EXERCISE REQUIREMENTS: Report, word for word, every line of the material that contains "pemukiman".

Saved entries

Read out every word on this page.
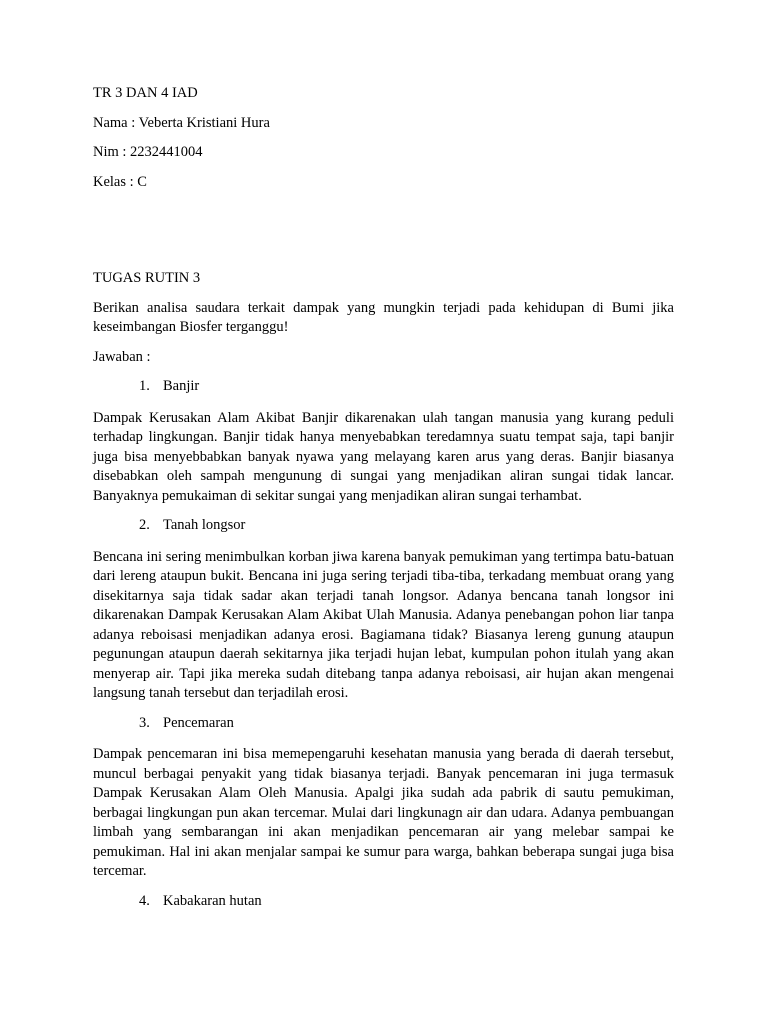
TR 3 DAN 4 IAD

Nama : Veberta Kristiani Hura

Nim : 2232441004

Kelas : C

TUGAS RUTIN 3

Berikan analisa saudara terkait dampak yang mungkin terjadi pada kehidupan di Bumi jika keseimbangan Biosfer terganggu!

Jawaban :

1. Banjir

Dampak Kerusakan Alam Akibat Banjir dikarenakan ulah tangan manusia yang kurang peduli terhadap lingkungan. Banjir tidak hanya menyebabkan teredamnya suatu tempat saja, tapi banjir juga bisa menyebbabkan banyak nyawa yang melayang karen arus yang deras. Banjir biasanya disebabkan oleh sampah mengunung di sungai yang menjadikan aliran sungai tidak lancar. Banyaknya pemukaiman di sekitar sungai yang menjadikan aliran sungai terhambat.

2. Tanah longsor

Bencana ini sering menimbulkan korban jiwa karena banyak pemukiman yang tertimpa batu-batuan dari lereng ataupun bukit. Bencana ini juga sering terjadi tiba-tiba, terkadang membuat orang yang disekitarnya saja tidak sadar akan terjadi tanah longsor. Adanya bencana tanah longsor ini dikarenakan Dampak Kerusakan Alam Akibat Ulah Manusia. Adanya penebangan pohon liar tanpa adanya reboisasi menjadikan adanya erosi. Bagiamana tidak? Biasanya lereng gunung ataupun pegunungan ataupun daerah sekitarnya jika terjadi hujan lebat, kumpulan pohon itulah yang akan menyerap air. Tapi jika mereka sudah ditebang tanpa adanya reboisasi, air hujan akan mengenai langsung tanah tersebut dan terjadilah erosi.

3. Pencemaran

Dampak pencemaran ini bisa memepengaruhi kesehatan manusia yang berada di daerah tersebut, muncul berbagai penyakit yang tidak biasanya terjadi. Banyak pencemaran ini juga termasuk Dampak Kerusakan Alam Oleh Manusia. Apalgi jika sudah ada pabrik di sautu pemukiman, berbagai lingkungan pun akan tercemar. Mulai dari lingkunagn air dan udara. Adanya pembuangan limbah yang sembarangan ini akan menjadikan pencemaran air yang melebar sampai ke pemukiman. Hal ini akan menjalar sampai ke sumur para warga, bahkan beberapa sungai juga bisa tercemar.

4. Kabakaran hutan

COMPLETE ANSWER:
Bencana ini sering menimbulkan korban jiwa karena banyak pemukiman yang tertimpa batu-batuan dari lereng ataupun bukit. Bencana ini juga sering terjadi tiba-tiba, terkadang membuat orang yang disekitarnya saja tidak sadar akan terjadi tanah longsor. Adanya bencana tanah longsor ini dikarenakan Dampak Kerusakan Alam Akibat Ulah Manusia. Adanya penebangan pohon liar tanpa adanya reboisasi menjadikan adanya erosi. Bagiamana tidak? Biasanya lereng gunung ataupun pegunungan ataupun daerah sekitarnya jika terjadi hujan lebat, kumpulan pohon itulah yang akan menyerap air. Tapi jika mereka sudah ditebang tanpa adanya reboisasi, air hujan akan mengenai langsung tanah tersebut dan terjadilah erosi.
Dampak pencemaran ini bisa memepengaruhi kesehatan manusia yang berada di daerah tersebut, muncul berbagai penyakit yang tidak biasanya terjadi. Banyak pencemaran ini juga termasuk Dampak Kerusakan Alam Oleh Manusia. Apalgi jika sudah ada pabrik di sautu pemukiman, berbagai lingkungan pun akan tercemar. Mulai dari lingkunagn air dan udara. Adanya pembuangan limbah yang sembarangan ini akan menjadikan pencemaran air yang melebar sampai ke pemukiman. Hal ini akan menjalar sampai ke sumur para warga, bahkan beberapa sungai juga bisa tercemar.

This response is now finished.